*TO DO*: All of the material below is to be restated word for word, apart from the pictures.

*RECORDS SUPPLIED*:
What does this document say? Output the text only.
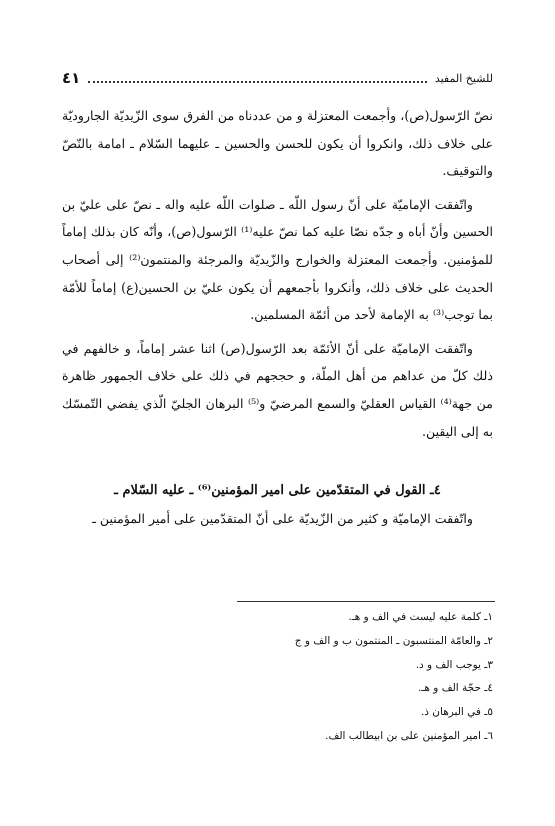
٤١	للشيخ المفيد

نصّ الرّسول(ص)، وأجمعت المعتزلة و من عددناه من الفرق سوى الزّيديّة الجاروديّة على خلاف ذلك، وانكروا أن يكون للحسن والحسين ـ عليهما السّلام ـ امامة بالنّصّ والتوقيف.

واتّفقت الإماميّة على أنّ رسول اللّه ـ صلوات اللّه عليه واله ـ نصّ على عليّ بن الحسين وأنّ أباه و جدّه نصّا عليه كما نصّ عليه⁽¹⁾ الرّسول(ص)، وأنّه كان بذلك إماماً للمؤمنين. وأجمعت المعتزلة والخوارج والزّيديّة والمرجئة والمنتمون⁽²⁾ إلى أصحاب الحديث على خلاف ذلك، وأنكروا بأجمعهم أن يكون عليّ بن الحسين(ع) إماماً للأمّة بما توجب⁽³⁾ به الإمامة لأحد من أئمّة المسلمين.

واتّفقت الإماميّة على أنّ الأئمّة بعد الرّسول(ص) اثنا عشر إماماً، و خالفهم في ذلك كلّ من عداهم من أهل الملّة، و حججهم في ذلك على خلاف الجمهور ظاهرة من جهة⁽⁴⁾ القياس العقليّ والسمع المرضيّ و⁽⁵⁾ البرهان الجليّ الّذي يفضي التّمسّك به إلى اليقين.

٤ـ القول في المتقدّمين على امير المؤمنين⁽⁶⁾ ـ عليه السّلام ـ

واتّفقت الإماميّة و كثير من الزّيديّة على أنّ المتقدّمين على أمير المؤمنين ـ

١ـ كلمة عليه ليست في الف و هـ.
٢ـ والعامّة المنتسبون ـ المنتمون ب و الف و ج
٣ـ يوجب الف و د.
٤ـ حجّة الف و هـ.
٥ـ في البرهان ذ.
٦ـ امير المؤمنين على بن ابيطالب الف.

*OUTPUT BELOW*:
What does this document say? Output the text only.
٤١	للشيخ المفيد

نصّ الرّسول(ص)، وأجمعت المعتزلة و من عددناه من الفرق سوى الزّيديّة الجاروديّة على خلاف ذلك، وانكروا أن يكون للحسن والحسين ـ عليهما السّلام ـ امامة بالنّصّ والتوقيف.

واتّفقت الإماميّة على أنّ رسول اللّه ـ صلوات اللّه عليه واله ـ نصّ على عليّ بن الحسين وأنّ أباه و جدّه نصّا عليه كما نصّ عليه⁽¹⁾ الرّسول(ص)، وأنّه كان بذلك إماماً للمؤمنين. وأجمعت المعتزلة والخوارج والزّيديّة والمرجئة والمنتمون⁽²⁾ إلى أصحاب الحديث على خلاف ذلك، وأنكروا بأجمعهم أن يكون عليّ بن الحسين(ع) إماماً للأمّة بما توجب⁽³⁾ به الإمامة لأحد من أئمّة المسلمين.

واتّفقت الإماميّة على أنّ الأئمّة بعد الرّسول(ص) اثنا عشر إماماً، و خالفهم في ذلك كلّ من عداهم من أهل الملّة، و حججهم في ذلك على خلاف الجمهور ظاهرة من جهة⁽⁴⁾ القياس العقليّ والسمع المرضيّ و⁽⁵⁾ البرهان الجليّ الّذي يفضي التّمسّك به إلى اليقين.

٤ـ القول في المتقدّمين على امير المؤمنين⁽⁶⁾ ـ عليه السّلام ـ

واتّفقت الإماميّة و كثير من الزّيديّة على أنّ المتقدّمين على أمير المؤمنين ـ

١ـ كلمة عليه ليست في الف و هـ.
٢ـ والعامّة المنتسبون ـ المنتمون ب و الف و ج
٣ـ يوجب الف و د.
٤ـ حجّة الف و هـ.
٥ـ في البرهان ذ.
٦ـ امير المؤمنين على بن ابيطالب الف.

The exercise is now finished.